* **Aim**:
Repeat every line below exactly, word for word.

★ ★ ★ ★ ★

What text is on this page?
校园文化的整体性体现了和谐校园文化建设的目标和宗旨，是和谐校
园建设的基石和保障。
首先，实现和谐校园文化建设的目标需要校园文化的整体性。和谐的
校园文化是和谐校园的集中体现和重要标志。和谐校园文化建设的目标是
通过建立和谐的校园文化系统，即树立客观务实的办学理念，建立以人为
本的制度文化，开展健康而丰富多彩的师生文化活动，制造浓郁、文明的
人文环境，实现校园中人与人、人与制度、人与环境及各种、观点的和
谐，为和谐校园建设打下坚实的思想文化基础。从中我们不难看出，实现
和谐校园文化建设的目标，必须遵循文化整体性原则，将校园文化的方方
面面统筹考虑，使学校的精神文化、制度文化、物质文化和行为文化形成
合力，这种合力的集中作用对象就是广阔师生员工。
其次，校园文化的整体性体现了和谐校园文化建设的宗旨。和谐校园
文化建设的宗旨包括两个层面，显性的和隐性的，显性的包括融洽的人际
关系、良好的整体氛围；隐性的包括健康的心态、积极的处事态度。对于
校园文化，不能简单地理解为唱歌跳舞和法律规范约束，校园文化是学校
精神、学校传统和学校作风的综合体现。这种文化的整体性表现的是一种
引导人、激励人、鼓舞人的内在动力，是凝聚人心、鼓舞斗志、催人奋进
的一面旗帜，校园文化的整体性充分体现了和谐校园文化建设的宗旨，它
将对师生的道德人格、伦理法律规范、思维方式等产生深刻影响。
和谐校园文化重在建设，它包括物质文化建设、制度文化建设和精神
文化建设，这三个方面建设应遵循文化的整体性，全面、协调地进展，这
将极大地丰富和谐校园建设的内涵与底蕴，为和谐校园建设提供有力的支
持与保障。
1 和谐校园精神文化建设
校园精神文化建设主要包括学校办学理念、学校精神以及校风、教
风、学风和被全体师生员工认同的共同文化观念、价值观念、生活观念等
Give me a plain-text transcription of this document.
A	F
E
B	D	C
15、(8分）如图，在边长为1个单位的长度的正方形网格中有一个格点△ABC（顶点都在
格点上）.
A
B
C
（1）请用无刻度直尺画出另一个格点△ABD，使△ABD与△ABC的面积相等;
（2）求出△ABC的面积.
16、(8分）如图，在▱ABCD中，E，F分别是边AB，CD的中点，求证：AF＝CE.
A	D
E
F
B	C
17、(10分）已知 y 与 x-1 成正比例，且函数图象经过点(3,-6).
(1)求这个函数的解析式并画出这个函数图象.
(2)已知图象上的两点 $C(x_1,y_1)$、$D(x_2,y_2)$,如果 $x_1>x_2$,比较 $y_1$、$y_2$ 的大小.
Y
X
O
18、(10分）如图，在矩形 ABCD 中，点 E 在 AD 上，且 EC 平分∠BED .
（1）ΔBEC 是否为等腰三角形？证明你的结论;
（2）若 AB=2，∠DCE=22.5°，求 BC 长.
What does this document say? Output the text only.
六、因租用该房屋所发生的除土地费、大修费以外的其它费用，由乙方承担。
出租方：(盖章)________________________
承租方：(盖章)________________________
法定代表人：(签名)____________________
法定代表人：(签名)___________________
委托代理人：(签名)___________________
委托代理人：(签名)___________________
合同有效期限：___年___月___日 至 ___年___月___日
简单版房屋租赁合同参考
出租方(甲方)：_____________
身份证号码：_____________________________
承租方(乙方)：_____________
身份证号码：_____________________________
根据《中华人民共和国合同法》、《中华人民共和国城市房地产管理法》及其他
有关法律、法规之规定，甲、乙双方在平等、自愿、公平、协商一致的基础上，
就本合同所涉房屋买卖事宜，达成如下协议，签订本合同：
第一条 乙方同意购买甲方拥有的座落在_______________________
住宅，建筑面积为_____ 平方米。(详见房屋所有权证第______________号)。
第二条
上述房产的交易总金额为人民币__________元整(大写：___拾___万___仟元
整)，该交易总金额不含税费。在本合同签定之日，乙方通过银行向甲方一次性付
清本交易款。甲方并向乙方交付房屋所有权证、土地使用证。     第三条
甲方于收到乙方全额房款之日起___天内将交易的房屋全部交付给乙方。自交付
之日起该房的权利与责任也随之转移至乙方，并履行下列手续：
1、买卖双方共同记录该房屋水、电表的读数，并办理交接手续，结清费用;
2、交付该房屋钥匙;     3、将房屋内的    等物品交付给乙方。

★ ★ ★ ★ ★

* **Written answer**:
What text is on this page?
校园文化的整体性体现了和谐校园文化建设的目标和宗旨，是和谐校
园建设的基石和保障。
首先，实现和谐校园文化建设的目标需要校园文化的整体性。和谐的
校园文化是和谐校园的集中体现和重要标志。和谐校园文化建设的目标是
通过建立和谐的校园文化系统，即树立客观务实的办学理念，建立以人为
本的制度文化，开展健康而丰富多彩的师生文化活动，制造浓郁、文明的
人文环境，实现校园中人与人、人与制度、人与环境及各种、观点的和
谐，为和谐校园建设打下坚实的思想文化基础。从中我们不难看出，实现
和谐校园文化建设的目标，必须遵循文化整体性原则，将校园文化的方方
面面统筹考虑，使学校的精神文化、制度文化、物质文化和行为文化形成
合力，这种合力的集中作用对象就是广阔师生员工。
其次，校园文化的整体性体现了和谐校园文化建设的宗旨。和谐校园
文化建设的宗旨包括两个层面，显性的和隐性的，显性的包括融洽的人际
关系、良好的整体氛围；隐性的包括健康的心态、积极的处事态度。对于
校园文化，不能简单地理解为唱歌跳舞和法律规范约束，校园文化是学校
精神、学校传统和学校作风的综合体现。这种文化的整体性表现的是一种
引导人、激励人、鼓舞人的内在动力，是凝聚人心、鼓舞斗志、催人奋进
的一面旗帜，校园文化的整体性充分体现了和谐校园文化建设的宗旨，它
将对师生的道德人格、伦理法律规范、思维方式等产生深刻影响。
和谐校园文化重在建设，它包括物质文化建设、制度文化建设和精神
文化建设，这三个方面建设应遵循文化的整体性，全面、协调地进展，这
将极大地丰富和谐校园建设的内涵与底蕴，为和谐校园建设提供有力的支
持与保障。
1 和谐校园精神文化建设
校园精神文化建设主要包括学校办学理念、学校精神以及校风、教
风、学风和被全体师生员工认同的共同文化观念、价值观念、生活观念等
Give me a plain-text transcription of this document.
A	F
E
B	D	C
15、(8分）如图，在边长为1个单位的长度的正方形网格中有一个格点△ABC（顶点都在
格点上）.
A
B
C
（1）请用无刻度直尺画出另一个格点△ABD，使△ABD与△ABC的面积相等;
（2）求出△ABC的面积.
16、(8分）如图，在▱ABCD中，E，F分别是边AB，CD的中点，求证：AF＝CE.
A	D
E
F
B	C
17、(10分）已知 y 与 x-1 成正比例，且函数图象经过点(3,-6).
(1)求这个函数的解析式并画出这个函数图象.
(2)已知图象上的两点 $C(x_1,y_1)$、$D(x_2,y_2)$,如果 $x_1>x_2$,比较 $y_1$、$y_2$ 的大小.
Y
X
O
18、(10分）如图，在矩形 ABCD 中，点 E 在 AD 上，且 EC 平分∠BED .
（1）ΔBEC 是否为等腰三角形？证明你的结论;
（2）若 AB=2，∠DCE=22.5°，求 BC 长.
What does this document say? Output the text only.
六、因租用该房屋所发生的除土地费、大修费以外的其它费用，由乙方承担。
出租方：(盖章)________________________
承租方：(盖章)________________________
法定代表人：(签名)____________________
法定代表人：(签名)___________________
委托代理人：(签名)___________________
委托代理人：(签名)___________________
合同有效期限：___年___月___日 至 ___年___月___日
简单版房屋租赁合同参考
出租方(甲方)：_____________
身份证号码：_____________________________
承租方(乙方)：_____________
身份证号码：_____________________________
根据《中华人民共和国合同法》、《中华人民共和国城市房地产管理法》及其他
有关法律、法规之规定，甲、乙双方在平等、自愿、公平、协商一致的基础上，
就本合同所涉房屋买卖事宜，达成如下协议，签订本合同：
第一条 乙方同意购买甲方拥有的座落在_______________________
住宅，建筑面积为_____ 平方米。(详见房屋所有权证第______________号)。
第二条
上述房产的交易总金额为人民币__________元整(大写：___拾___万___仟元
整)，该交易总金额不含税费。在本合同签定之日，乙方通过银行向甲方一次性付
清本交易款。甲方并向乙方交付房屋所有权证、土地使用证。     第三条
甲方于收到乙方全额房款之日起___天内将交易的房屋全部交付给乙方。自交付
之日起该房的权利与责任也随之转移至乙方，并履行下列手续：
1、买卖双方共同记录该房屋水、电表的读数，并办理交接手续，结清费用;
2、交付该房屋钥匙;     3、将房屋内的    等物品交付给乙方。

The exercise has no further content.